(TASK BRIEF) Search the records for "count" and copy each line that holds it.

Items from a data source
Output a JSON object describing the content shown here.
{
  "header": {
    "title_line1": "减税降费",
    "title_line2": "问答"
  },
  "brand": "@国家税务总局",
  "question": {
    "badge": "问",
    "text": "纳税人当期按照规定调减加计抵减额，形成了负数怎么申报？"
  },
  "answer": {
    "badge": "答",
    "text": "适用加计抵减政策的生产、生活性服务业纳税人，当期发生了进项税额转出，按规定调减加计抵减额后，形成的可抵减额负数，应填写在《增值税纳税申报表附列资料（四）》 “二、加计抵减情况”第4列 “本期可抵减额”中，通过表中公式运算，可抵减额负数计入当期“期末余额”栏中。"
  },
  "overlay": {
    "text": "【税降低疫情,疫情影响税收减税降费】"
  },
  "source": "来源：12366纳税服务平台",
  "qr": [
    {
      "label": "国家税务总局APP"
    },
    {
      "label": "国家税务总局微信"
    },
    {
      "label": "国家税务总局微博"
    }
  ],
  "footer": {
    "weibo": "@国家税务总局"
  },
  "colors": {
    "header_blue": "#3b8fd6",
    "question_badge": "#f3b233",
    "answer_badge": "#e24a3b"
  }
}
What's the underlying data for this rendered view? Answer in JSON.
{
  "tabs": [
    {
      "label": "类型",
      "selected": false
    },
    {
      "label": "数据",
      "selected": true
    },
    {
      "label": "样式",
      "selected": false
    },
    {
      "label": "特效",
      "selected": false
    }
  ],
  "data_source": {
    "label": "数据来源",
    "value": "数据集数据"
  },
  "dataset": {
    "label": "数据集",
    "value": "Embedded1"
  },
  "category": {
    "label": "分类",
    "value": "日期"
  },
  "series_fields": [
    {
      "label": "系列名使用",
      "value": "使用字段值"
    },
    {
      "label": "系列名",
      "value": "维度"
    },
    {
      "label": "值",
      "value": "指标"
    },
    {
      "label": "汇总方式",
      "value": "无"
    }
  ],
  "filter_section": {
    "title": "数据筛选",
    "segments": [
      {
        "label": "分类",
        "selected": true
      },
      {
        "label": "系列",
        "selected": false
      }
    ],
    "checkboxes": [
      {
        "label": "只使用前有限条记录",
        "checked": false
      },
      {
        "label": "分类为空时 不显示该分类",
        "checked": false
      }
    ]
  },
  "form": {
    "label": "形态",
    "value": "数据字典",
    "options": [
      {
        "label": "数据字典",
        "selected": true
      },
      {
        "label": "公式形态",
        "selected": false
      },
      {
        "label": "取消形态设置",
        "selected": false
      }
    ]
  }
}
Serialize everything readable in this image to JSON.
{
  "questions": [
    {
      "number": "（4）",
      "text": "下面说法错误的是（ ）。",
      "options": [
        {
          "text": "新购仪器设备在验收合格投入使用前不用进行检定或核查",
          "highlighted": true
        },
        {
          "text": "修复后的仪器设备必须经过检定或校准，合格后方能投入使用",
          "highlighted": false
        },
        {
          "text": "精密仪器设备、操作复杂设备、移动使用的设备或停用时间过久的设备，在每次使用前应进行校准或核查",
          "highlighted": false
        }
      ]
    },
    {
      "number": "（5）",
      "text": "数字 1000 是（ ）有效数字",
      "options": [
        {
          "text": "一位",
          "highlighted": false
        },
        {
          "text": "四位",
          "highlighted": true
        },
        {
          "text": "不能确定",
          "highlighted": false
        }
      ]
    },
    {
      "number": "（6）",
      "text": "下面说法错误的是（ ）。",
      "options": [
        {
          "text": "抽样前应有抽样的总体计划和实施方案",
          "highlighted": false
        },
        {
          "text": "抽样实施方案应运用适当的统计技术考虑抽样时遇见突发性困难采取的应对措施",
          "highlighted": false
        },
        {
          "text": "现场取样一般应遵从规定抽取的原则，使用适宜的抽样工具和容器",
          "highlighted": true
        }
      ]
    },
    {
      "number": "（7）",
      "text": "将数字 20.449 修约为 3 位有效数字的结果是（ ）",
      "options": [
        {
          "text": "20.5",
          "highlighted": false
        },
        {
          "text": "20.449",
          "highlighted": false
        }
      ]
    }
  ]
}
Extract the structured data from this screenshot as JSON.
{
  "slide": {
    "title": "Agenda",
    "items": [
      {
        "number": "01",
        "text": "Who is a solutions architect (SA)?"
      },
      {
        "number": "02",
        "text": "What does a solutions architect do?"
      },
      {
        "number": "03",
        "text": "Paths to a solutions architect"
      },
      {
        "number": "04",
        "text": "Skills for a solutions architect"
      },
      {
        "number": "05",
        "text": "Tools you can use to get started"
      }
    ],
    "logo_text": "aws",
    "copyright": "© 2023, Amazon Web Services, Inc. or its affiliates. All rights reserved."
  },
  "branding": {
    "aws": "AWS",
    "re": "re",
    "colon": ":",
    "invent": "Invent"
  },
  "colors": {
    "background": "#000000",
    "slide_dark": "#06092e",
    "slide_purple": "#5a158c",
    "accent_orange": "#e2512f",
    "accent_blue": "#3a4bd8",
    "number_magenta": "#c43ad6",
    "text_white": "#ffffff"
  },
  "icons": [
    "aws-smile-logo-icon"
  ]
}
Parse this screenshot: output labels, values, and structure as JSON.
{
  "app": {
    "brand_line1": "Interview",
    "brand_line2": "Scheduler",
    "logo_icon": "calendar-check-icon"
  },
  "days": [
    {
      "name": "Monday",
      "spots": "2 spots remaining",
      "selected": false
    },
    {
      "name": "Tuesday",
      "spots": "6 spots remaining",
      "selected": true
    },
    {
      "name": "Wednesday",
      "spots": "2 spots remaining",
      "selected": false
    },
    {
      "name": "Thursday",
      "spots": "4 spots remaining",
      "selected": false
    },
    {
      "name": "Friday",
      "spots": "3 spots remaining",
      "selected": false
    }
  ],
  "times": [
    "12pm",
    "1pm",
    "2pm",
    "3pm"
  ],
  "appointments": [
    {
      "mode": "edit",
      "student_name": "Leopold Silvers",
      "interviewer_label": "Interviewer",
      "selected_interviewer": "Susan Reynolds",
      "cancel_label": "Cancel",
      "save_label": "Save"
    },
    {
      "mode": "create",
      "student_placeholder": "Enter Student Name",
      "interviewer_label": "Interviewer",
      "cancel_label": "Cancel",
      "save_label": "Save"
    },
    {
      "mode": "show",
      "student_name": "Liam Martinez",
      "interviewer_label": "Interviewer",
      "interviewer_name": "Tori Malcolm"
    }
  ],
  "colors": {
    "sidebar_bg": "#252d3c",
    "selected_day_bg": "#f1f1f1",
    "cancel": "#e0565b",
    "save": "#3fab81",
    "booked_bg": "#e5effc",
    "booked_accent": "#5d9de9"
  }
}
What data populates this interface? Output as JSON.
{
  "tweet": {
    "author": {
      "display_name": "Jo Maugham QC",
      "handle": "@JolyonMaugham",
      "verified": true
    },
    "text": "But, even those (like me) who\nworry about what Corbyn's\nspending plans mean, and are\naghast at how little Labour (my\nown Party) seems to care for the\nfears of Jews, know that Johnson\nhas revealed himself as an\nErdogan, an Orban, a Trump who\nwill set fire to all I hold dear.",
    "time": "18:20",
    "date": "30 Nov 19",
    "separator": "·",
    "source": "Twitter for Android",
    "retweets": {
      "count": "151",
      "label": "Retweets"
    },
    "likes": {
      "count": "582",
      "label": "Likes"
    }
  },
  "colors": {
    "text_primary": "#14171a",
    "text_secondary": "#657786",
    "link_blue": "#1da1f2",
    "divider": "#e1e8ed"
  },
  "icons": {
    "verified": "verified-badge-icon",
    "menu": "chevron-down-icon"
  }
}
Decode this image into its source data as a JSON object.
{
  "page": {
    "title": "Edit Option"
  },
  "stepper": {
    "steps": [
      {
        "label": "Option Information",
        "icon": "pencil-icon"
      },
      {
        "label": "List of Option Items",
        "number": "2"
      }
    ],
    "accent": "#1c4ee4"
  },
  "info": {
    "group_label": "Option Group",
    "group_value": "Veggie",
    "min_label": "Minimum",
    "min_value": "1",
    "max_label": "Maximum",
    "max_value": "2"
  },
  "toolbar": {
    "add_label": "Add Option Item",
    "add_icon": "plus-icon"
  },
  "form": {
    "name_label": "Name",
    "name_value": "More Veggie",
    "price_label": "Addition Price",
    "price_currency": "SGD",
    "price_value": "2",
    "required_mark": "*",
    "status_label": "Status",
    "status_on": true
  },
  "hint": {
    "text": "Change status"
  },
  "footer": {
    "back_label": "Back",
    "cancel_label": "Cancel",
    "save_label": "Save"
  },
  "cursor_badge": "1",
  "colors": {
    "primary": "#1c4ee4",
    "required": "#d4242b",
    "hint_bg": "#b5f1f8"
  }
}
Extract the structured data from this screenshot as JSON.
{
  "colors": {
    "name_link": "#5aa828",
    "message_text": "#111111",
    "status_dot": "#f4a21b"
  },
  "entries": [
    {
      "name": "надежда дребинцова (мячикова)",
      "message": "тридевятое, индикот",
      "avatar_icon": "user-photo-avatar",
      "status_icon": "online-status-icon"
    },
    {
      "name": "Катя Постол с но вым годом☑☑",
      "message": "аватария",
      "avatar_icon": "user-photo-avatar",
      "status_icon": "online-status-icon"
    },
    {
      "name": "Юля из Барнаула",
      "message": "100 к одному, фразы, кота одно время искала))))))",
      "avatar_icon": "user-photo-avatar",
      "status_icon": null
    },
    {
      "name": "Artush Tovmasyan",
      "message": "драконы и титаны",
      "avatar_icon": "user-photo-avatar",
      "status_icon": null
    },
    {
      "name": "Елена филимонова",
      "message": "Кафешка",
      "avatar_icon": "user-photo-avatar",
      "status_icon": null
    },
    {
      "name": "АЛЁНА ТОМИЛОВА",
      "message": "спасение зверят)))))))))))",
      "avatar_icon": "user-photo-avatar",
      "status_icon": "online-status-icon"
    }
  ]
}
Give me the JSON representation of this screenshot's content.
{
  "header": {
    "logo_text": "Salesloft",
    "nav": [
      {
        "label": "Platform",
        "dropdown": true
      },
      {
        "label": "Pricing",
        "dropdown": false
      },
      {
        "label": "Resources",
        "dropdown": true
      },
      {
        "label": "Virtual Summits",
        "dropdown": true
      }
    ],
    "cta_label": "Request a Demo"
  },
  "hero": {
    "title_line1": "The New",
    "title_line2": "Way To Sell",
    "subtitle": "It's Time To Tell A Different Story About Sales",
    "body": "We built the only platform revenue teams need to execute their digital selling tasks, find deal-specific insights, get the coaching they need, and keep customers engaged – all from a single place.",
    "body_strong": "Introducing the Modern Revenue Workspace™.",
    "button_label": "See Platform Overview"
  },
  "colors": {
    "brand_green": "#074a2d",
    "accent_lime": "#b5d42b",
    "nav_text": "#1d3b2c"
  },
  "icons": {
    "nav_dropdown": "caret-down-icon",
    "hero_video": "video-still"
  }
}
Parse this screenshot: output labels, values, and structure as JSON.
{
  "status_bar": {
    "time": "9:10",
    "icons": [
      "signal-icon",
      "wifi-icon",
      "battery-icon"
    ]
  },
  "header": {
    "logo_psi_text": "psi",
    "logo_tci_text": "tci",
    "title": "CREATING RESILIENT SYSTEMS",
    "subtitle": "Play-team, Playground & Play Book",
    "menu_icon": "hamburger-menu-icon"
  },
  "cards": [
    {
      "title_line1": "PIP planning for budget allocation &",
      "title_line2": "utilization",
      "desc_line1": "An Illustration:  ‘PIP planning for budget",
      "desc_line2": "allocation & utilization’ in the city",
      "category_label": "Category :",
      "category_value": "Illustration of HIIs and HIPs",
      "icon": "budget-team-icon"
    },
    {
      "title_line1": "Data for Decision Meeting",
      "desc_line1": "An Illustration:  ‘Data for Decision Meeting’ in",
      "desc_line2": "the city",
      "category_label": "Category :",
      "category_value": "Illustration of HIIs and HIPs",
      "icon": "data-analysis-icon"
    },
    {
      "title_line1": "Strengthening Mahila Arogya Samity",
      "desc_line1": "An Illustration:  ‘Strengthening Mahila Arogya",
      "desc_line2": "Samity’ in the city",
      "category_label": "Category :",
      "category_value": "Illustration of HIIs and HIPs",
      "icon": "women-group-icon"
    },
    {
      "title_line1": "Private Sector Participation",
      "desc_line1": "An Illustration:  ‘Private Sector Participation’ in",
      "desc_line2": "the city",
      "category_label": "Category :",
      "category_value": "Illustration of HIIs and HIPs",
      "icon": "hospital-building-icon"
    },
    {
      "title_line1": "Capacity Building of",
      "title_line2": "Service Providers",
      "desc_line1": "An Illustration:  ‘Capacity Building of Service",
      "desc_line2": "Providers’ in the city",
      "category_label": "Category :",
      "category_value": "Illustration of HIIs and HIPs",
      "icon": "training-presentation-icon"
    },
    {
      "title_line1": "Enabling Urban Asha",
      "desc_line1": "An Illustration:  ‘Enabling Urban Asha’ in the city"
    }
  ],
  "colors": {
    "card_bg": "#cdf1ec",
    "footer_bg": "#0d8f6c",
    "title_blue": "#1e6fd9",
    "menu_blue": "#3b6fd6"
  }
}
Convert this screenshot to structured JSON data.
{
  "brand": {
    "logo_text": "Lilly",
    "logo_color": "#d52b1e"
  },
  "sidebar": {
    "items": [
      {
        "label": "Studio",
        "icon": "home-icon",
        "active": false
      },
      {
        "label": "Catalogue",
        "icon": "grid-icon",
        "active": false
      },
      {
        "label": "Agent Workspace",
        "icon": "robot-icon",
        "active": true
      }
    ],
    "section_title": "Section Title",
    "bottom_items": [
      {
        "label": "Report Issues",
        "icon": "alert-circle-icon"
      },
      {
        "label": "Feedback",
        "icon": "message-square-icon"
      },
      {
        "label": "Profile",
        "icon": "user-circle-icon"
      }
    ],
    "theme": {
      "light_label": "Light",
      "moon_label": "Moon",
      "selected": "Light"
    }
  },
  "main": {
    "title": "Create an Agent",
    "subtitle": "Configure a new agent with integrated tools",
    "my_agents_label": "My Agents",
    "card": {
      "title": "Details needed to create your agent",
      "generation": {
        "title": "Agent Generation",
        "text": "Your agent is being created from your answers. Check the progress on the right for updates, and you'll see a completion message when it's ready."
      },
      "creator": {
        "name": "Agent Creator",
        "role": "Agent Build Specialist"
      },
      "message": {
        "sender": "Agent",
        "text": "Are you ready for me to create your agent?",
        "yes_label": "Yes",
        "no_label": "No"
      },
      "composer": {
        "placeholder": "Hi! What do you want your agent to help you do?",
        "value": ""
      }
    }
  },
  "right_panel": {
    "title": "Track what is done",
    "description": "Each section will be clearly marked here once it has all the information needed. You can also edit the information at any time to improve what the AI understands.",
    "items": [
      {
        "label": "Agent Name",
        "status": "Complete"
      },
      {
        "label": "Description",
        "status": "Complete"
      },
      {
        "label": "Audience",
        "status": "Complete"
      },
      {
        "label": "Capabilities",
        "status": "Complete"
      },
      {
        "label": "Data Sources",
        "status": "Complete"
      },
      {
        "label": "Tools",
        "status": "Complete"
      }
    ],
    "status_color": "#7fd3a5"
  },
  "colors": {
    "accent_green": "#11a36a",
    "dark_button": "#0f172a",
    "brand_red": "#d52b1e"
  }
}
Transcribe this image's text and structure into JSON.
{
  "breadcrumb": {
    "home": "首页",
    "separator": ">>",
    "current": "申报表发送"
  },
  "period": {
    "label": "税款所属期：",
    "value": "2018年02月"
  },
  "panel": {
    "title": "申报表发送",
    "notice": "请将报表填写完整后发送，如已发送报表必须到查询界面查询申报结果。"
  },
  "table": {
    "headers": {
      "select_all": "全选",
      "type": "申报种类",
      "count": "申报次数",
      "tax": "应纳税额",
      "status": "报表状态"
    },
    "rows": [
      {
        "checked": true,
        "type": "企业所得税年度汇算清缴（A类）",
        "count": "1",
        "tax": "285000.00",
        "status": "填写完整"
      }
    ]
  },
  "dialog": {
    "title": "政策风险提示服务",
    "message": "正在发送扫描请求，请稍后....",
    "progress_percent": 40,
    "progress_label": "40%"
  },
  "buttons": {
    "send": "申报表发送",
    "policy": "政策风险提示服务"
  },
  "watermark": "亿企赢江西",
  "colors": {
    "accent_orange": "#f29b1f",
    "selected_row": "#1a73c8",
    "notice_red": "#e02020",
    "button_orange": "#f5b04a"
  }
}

(THE RESPONSE)
      "count": "151",
      "count": "582",
      "count": "申报次数",
        "count": "1",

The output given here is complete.